:: ENTRIES PROVIDED ::
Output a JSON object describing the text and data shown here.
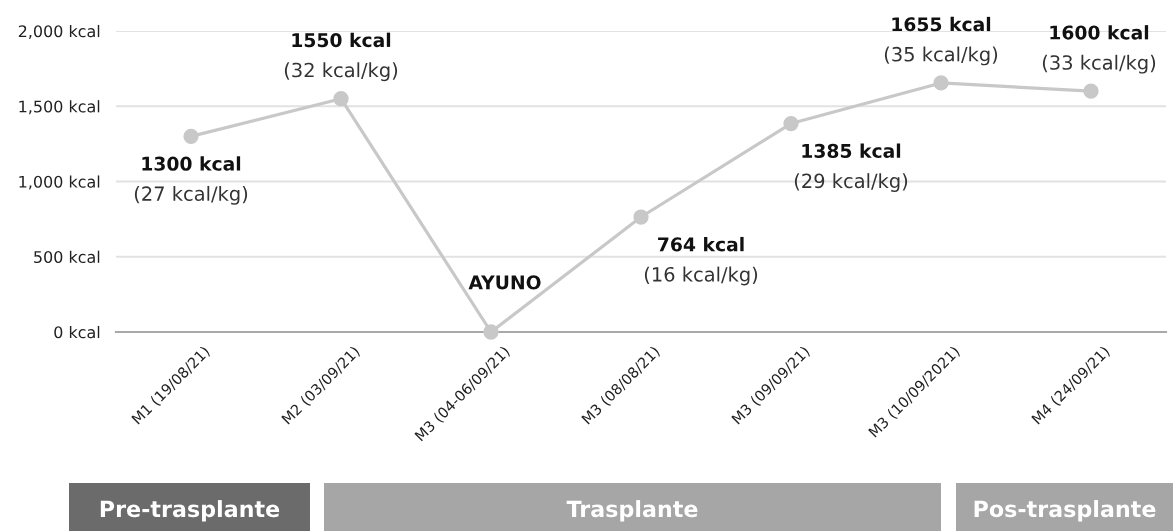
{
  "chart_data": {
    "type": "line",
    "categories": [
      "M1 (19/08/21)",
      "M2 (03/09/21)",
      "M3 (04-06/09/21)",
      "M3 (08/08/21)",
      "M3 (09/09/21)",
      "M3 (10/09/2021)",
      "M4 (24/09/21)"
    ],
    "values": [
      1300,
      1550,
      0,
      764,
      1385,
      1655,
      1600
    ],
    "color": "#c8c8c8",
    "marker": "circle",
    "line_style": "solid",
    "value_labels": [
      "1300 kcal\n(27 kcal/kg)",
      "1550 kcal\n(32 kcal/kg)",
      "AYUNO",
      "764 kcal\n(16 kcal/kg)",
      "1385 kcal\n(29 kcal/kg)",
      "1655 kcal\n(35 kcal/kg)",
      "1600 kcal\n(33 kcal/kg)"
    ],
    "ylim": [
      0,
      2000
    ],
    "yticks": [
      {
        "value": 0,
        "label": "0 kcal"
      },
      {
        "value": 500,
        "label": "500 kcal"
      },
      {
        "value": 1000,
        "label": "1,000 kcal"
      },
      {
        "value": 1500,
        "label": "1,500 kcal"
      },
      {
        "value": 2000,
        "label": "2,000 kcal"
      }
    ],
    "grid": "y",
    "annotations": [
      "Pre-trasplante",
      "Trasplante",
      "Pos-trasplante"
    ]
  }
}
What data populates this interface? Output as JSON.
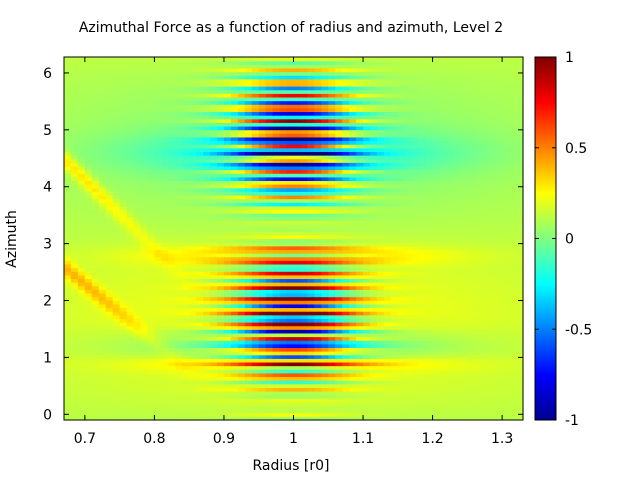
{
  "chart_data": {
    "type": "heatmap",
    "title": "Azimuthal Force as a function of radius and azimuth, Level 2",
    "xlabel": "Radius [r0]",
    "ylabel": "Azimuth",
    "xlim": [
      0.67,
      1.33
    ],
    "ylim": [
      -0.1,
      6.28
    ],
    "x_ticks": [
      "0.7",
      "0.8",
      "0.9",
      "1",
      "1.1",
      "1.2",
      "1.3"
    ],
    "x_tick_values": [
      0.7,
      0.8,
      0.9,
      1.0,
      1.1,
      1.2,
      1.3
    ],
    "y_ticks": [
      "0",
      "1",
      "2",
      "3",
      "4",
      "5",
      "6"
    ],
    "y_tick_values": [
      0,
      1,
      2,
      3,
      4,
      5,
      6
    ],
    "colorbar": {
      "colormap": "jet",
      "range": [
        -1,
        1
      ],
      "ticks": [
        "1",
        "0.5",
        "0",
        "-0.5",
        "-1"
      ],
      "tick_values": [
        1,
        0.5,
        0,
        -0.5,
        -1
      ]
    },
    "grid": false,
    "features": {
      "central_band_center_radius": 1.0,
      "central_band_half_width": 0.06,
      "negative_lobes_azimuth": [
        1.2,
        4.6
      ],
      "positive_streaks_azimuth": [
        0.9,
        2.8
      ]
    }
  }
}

:: WHAT YOU SHOULD DO ::
Write out the full set of lines verbatim, without the pictures.

:: RIGHT ANSWER ::
Output a JSON object describing the text and data shown here.
{
  "chart_data": {
    "type": "line",
    "categories": [
      "M1 (19/08/21)",
      "M2 (03/09/21)",
      "M3 (04-06/09/21)",
      "M3 (08/08/21)",
      "M3 (09/09/21)",
      "M3 (10/09/2021)",
      "M4 (24/09/21)"
    ],
    "values": [
      1300,
      1550,
      0,
      764,
      1385,
      1655,
      1600
    ],
    "color": "#c8c8c8",
    "marker": "circle",
    "line_style": "solid",
    "value_labels": [
      "1300 kcal\n(27 kcal/kg)",
      "1550 kcal\n(32 kcal/kg)",
      "AYUNO",
      "764 kcal\n(16 kcal/kg)",
      "1385 kcal\n(29 kcal/kg)",
      "1655 kcal\n(35 kcal/kg)",
      "1600 kcal\n(33 kcal/kg)"
    ],
    "ylim": [
      0,
      2000
    ],
    "yticks": [
      {
        "value": 0,
        "label": "0 kcal"
      },
      {
        "value": 500,
        "label": "500 kcal"
      },
      {
        "value": 1000,
        "label": "1,000 kcal"
      },
      {
        "value": 1500,
        "label": "1,500 kcal"
      },
      {
        "value": 2000,
        "label": "2,000 kcal"
      }
    ],
    "grid": "y",
    "annotations": [
      "Pre-trasplante",
      "Trasplante",
      "Pos-trasplante"
    ]
  }
}
What data populates this interface? Output as JSON.
{
  "chart_data": {
    "type": "heatmap",
    "title": "Azimuthal Force as a function of radius and azimuth, Level 2",
    "xlabel": "Radius [r0]",
    "ylabel": "Azimuth",
    "xlim": [
      0.67,
      1.33
    ],
    "ylim": [
      -0.1,
      6.28
    ],
    "x_ticks": [
      "0.7",
      "0.8",
      "0.9",
      "1",
      "1.1",
      "1.2",
      "1.3"
    ],
    "x_tick_values": [
      0.7,
      0.8,
      0.9,
      1.0,
      1.1,
      1.2,
      1.3
    ],
    "y_ticks": [
      "0",
      "1",
      "2",
      "3",
      "4",
      "5",
      "6"
    ],
    "y_tick_values": [
      0,
      1,
      2,
      3,
      4,
      5,
      6
    ],
    "colorbar": {
      "colormap": "jet",
      "range": [
        -1,
        1
      ],
      "ticks": [
        "1",
        "0.5",
        "0",
        "-0.5",
        "-1"
      ],
      "tick_values": [
        1,
        0.5,
        0,
        -0.5,
        -1
      ]
    },
    "grid": false,
    "features": {
      "central_band_center_radius": 1.0,
      "central_band_half_width": 0.06,
      "negative_lobes_azimuth": [
        1.2,
        4.6
      ],
      "positive_streaks_azimuth": [
        0.9,
        2.8
      ]
    }
  }
}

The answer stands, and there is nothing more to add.